**Set exercise**. Reproduce the listing word for word, leaving every picture behind.

_ _ _ _

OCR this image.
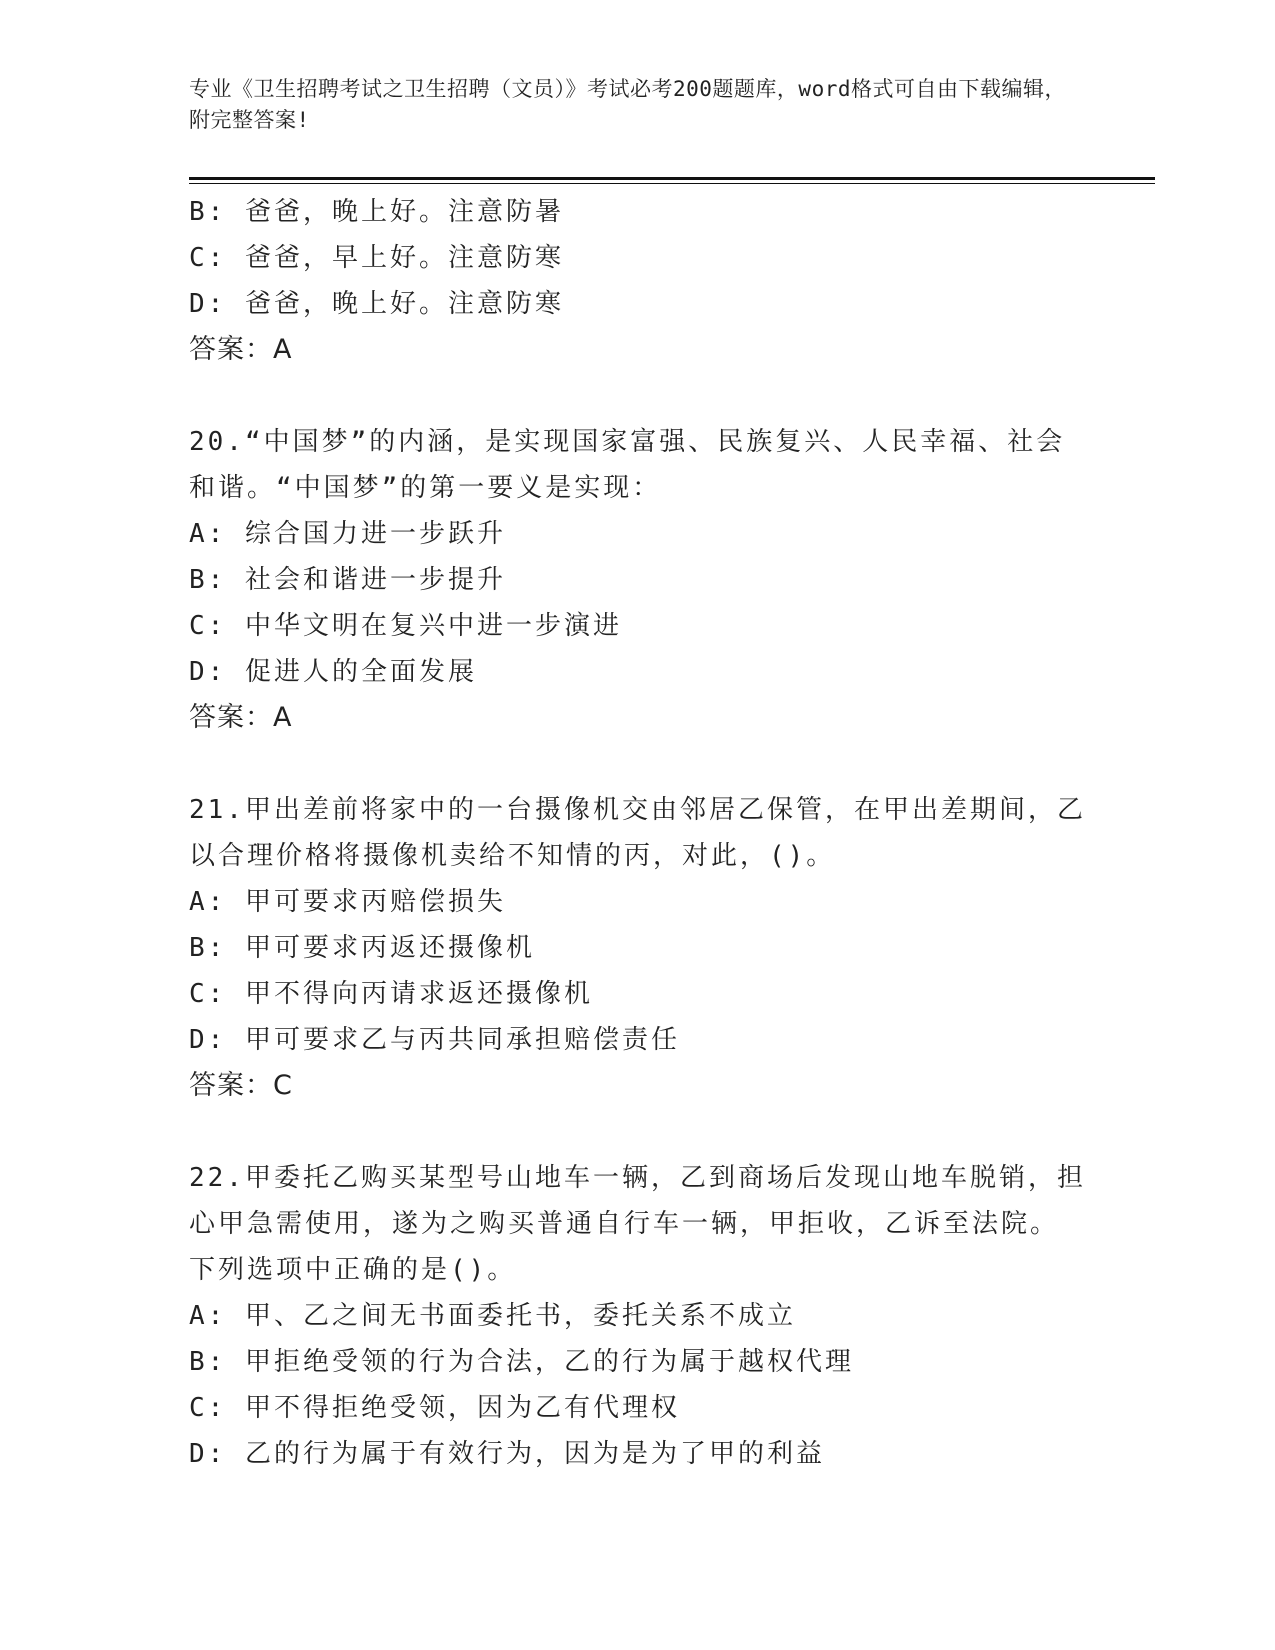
专业《卫生招聘考试之卫生招聘（文员）》考试必考200题题库，word格式可自由下载编辑，附完整答案!
B: 爸爸，晚上好。注意防暑
C: 爸爸，早上好。注意防寒
D: 爸爸，晚上好。注意防寒
答案：A
20.“中国梦”的内涵，是实现国家富强、民族复兴、人民幸福、社会
和谐。“中国梦”的第一要义是实现：
A: 综合国力进一步跃升
B: 社会和谐进一步提升
C: 中华文明在复兴中进一步演进
D: 促进人的全面发展
答案：A
21.甲出差前将家中的一台摄像机交由邻居乙保管，在甲出差期间，乙
以合理价格将摄像机卖给不知情的丙，对此，()。
A: 甲可要求丙赔偿损失
B: 甲可要求丙返还摄像机
C: 甲不得向丙请求返还摄像机
D: 甲可要求乙与丙共同承担赔偿责任
答案：C
22.甲委托乙购买某型号山地车一辆，乙到商场后发现山地车脱销，担
心甲急需使用，遂为之购买普通自行车一辆，甲拒收，乙诉至法院。
下列选项中正确的是()。
A: 甲、乙之间无书面委托书，委托关系不成立
B: 甲拒绝受领的行为合法，乙的行为属于越权代理
C: 甲不得拒绝受领，因为乙有代理权
D: 乙的行为属于有效行为，因为是为了甲的利益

_ _ _ _

**Exercise output**.
OCR this image.
专业《卫生招聘考试之卫生招聘（文员）》考试必考200题题库，word格式可自由下载编辑，附完整答案!
B: 爸爸，晚上好。注意防暑
C: 爸爸，早上好。注意防寒
D: 爸爸，晚上好。注意防寒
答案：A
20.“中国梦”的内涵，是实现国家富强、民族复兴、人民幸福、社会
和谐。“中国梦”的第一要义是实现：
A: 综合国力进一步跃升
B: 社会和谐进一步提升
C: 中华文明在复兴中进一步演进
D: 促进人的全面发展
答案：A
21.甲出差前将家中的一台摄像机交由邻居乙保管，在甲出差期间，乙
以合理价格将摄像机卖给不知情的丙，对此，()。
A: 甲可要求丙赔偿损失
B: 甲可要求丙返还摄像机
C: 甲不得向丙请求返还摄像机
D: 甲可要求乙与丙共同承担赔偿责任
答案：C
22.甲委托乙购买某型号山地车一辆，乙到商场后发现山地车脱销，担
心甲急需使用，遂为之购买普通自行车一辆，甲拒收，乙诉至法院。
下列选项中正确的是()。
A: 甲、乙之间无书面委托书，委托关系不成立
B: 甲拒绝受领的行为合法，乙的行为属于越权代理
C: 甲不得拒绝受领，因为乙有代理权
D: 乙的行为属于有效行为，因为是为了甲的利益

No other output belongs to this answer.